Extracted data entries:

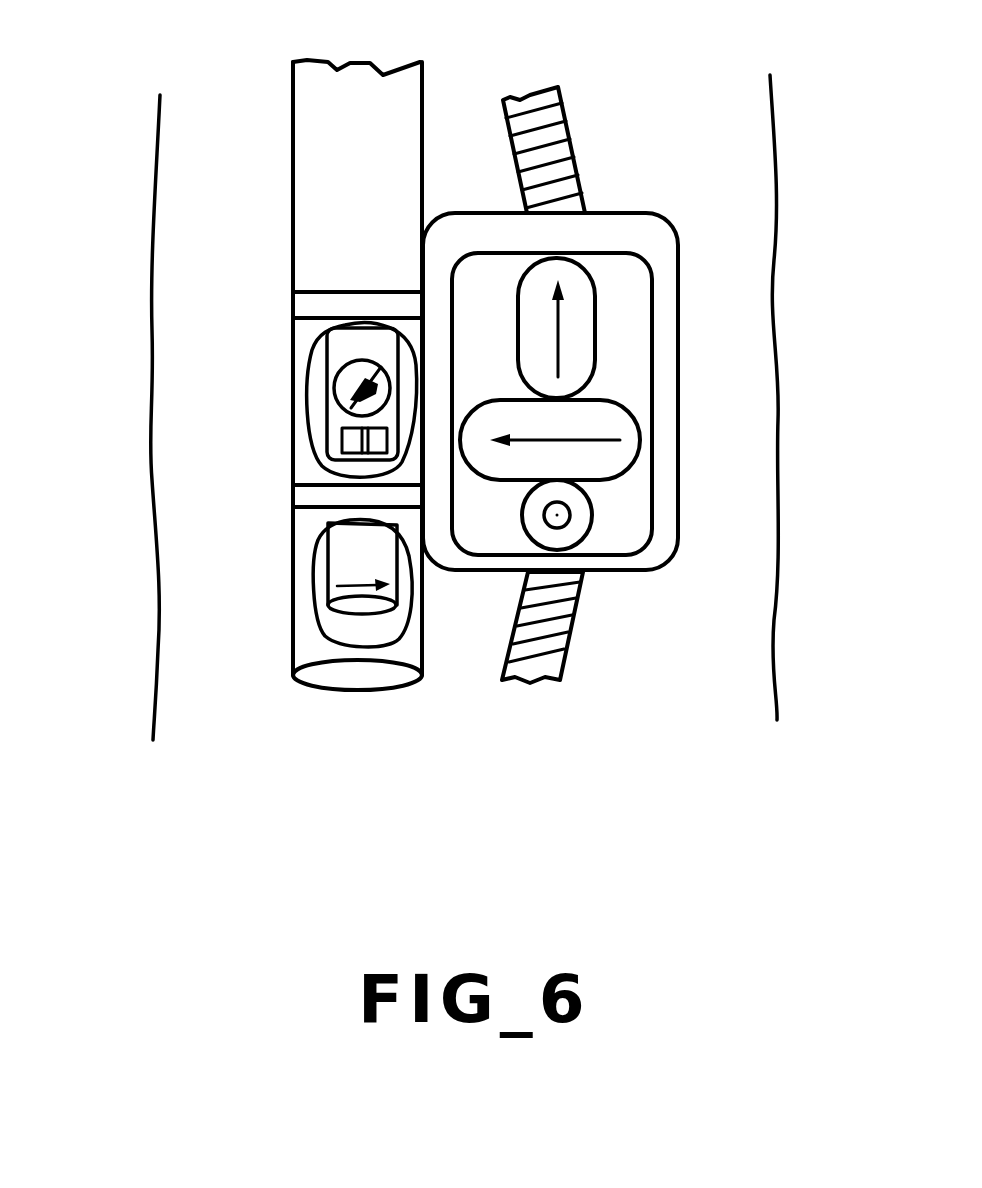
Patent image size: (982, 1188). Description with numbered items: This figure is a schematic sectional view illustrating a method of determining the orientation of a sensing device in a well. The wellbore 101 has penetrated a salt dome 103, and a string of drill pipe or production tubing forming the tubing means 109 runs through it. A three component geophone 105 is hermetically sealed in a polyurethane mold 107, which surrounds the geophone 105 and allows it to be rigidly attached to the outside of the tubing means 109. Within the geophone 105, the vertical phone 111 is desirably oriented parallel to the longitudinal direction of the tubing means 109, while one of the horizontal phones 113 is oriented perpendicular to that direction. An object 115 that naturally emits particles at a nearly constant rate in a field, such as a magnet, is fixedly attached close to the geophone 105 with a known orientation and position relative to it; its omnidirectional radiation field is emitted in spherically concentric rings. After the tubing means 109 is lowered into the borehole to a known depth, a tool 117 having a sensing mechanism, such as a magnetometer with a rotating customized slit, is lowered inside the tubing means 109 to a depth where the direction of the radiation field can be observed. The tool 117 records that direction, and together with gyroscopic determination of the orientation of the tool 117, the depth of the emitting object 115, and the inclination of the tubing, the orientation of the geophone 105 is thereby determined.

The wellbore 101 is at (212, 250).
The salt dome 103 is at (110, 525).
The three component geophone 105 is at (628, 573).
The mold 107 is at (678, 282).
The tubing means 109 is at (293, 122).
The vertical phone 111 is at (590, 292).
The horizontal phones 113 is at (630, 468).
The object 115 is at (676, 428).
The tool 117 is at (327, 423).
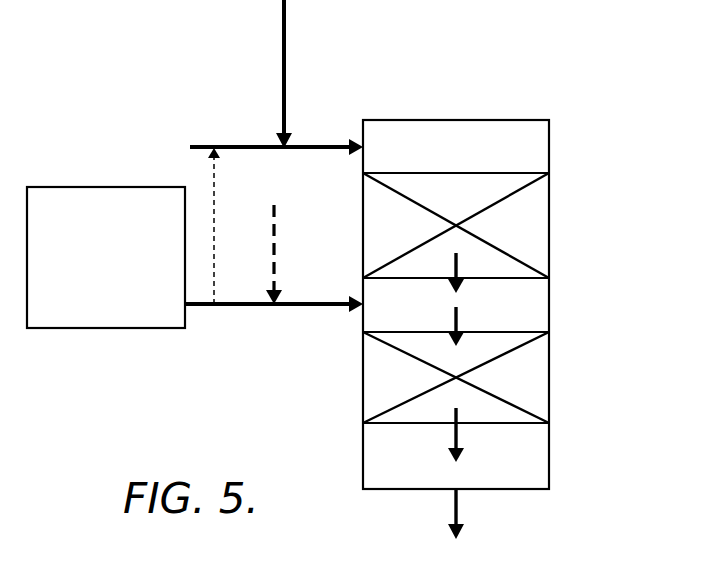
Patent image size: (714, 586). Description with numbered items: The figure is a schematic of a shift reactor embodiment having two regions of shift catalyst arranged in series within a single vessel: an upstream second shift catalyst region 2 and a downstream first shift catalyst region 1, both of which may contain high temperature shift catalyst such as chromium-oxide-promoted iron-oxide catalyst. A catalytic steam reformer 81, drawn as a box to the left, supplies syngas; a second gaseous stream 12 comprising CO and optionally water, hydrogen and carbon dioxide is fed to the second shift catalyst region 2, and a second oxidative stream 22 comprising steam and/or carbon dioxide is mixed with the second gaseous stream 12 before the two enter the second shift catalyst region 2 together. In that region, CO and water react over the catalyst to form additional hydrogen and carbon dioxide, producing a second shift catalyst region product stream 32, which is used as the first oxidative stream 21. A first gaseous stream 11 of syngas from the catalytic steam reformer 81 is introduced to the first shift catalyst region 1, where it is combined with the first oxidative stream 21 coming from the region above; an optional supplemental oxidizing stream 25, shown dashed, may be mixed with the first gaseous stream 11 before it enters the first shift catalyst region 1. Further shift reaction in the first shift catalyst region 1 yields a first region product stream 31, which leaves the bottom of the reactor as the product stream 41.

The first shift catalyst region 1 is at (536, 385).
The second shift catalyst region 2 is at (536, 238).
The first gaseous stream 11 is at (258, 307).
The second gaseous stream 12 is at (241, 144).
The first oxidative stream 21 is at (458, 317).
The second oxidative stream 22 is at (287, 68).
The supplemental oxidizing stream 25 is at (276, 258).
The first region product stream 31 is at (458, 435).
The second shift catalyst region product stream 32 is at (458, 265).
The product stream 41 is at (458, 512).
The catalytic steam reformer 81 is at (119, 280).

BRIEF | Duplicate every line of the material above word for word, omitting the pictures from your answer.

REPLY TO THE TASK |
Patent image size: (982, 1188). Description with numbered items: This figure is a schematic sectional view illustrating a method of determining the orientation of a sensing device in a well. The wellbore 101 has penetrated a salt dome 103, and a string of drill pipe or production tubing forming the tubing means 109 runs through it. A three component geophone 105 is hermetically sealed in a polyurethane mold 107, which surrounds the geophone 105 and allows it to be rigidly attached to the outside of the tubing means 109. Within the geophone 105, the vertical phone 111 is desirably oriented parallel to the longitudinal direction of the tubing means 109, while one of the horizontal phones 113 is oriented perpendicular to that direction. An object 115 that naturally emits particles at a nearly constant rate in a field, such as a magnet, is fixedly attached close to the geophone 105 with a known orientation and position relative to it; its omnidirectional radiation field is emitted in spherically concentric rings. After the tubing means 109 is lowered into the borehole to a known depth, a tool 117 having a sensing mechanism, such as a magnetometer with a rotating customized slit, is lowered inside the tubing means 109 to a depth where the direction of the radiation field can be observed. The tool 117 records that direction, and together with gyroscopic determination of the orientation of the tool 117, the depth of the emitting object 115, and the inclination of the tubing, the orientation of the geophone 105 is thereby determined.

The wellbore 101 is at (212, 250).
The salt dome 103 is at (110, 525).
The three component geophone 105 is at (628, 573).
The mold 107 is at (678, 282).
The tubing means 109 is at (293, 122).
The vertical phone 111 is at (590, 292).
The horizontal phones 113 is at (630, 468).
The object 115 is at (676, 428).
The tool 117 is at (327, 423).
Patent image size: (714, 586). Description with numbered items: The figure is a schematic of a shift reactor embodiment having two regions of shift catalyst arranged in series within a single vessel: an upstream second shift catalyst region 2 and a downstream first shift catalyst region 1, both of which may contain high temperature shift catalyst such as chromium-oxide-promoted iron-oxide catalyst. A catalytic steam reformer 81, drawn as a box to the left, supplies syngas; a second gaseous stream 12 comprising CO and optionally water, hydrogen and carbon dioxide is fed to the second shift catalyst region 2, and a second oxidative stream 22 comprising steam and/or carbon dioxide is mixed with the second gaseous stream 12 before the two enter the second shift catalyst region 2 together. In that region, CO and water react over the catalyst to form additional hydrogen and carbon dioxide, producing a second shift catalyst region product stream 32, which is used as the first oxidative stream 21. A first gaseous stream 11 of syngas from the catalytic steam reformer 81 is introduced to the first shift catalyst region 1, where it is combined with the first oxidative stream 21 coming from the region above; an optional supplemental oxidizing stream 25, shown dashed, may be mixed with the first gaseous stream 11 before it enters the first shift catalyst region 1. Further shift reaction in the first shift catalyst region 1 yields a first region product stream 31, which leaves the bottom of the reactor as the product stream 41.

The first shift catalyst region 1 is at (536, 385).
The second shift catalyst region 2 is at (536, 238).
The first gaseous stream 11 is at (258, 307).
The second gaseous stream 12 is at (241, 144).
The first oxidative stream 21 is at (458, 317).
The second oxidative stream 22 is at (287, 68).
The supplemental oxidizing stream 25 is at (276, 258).
The first region product stream 31 is at (458, 435).
The second shift catalyst region product stream 32 is at (458, 265).
The product stream 41 is at (458, 512).
The catalytic steam reformer 81 is at (119, 280).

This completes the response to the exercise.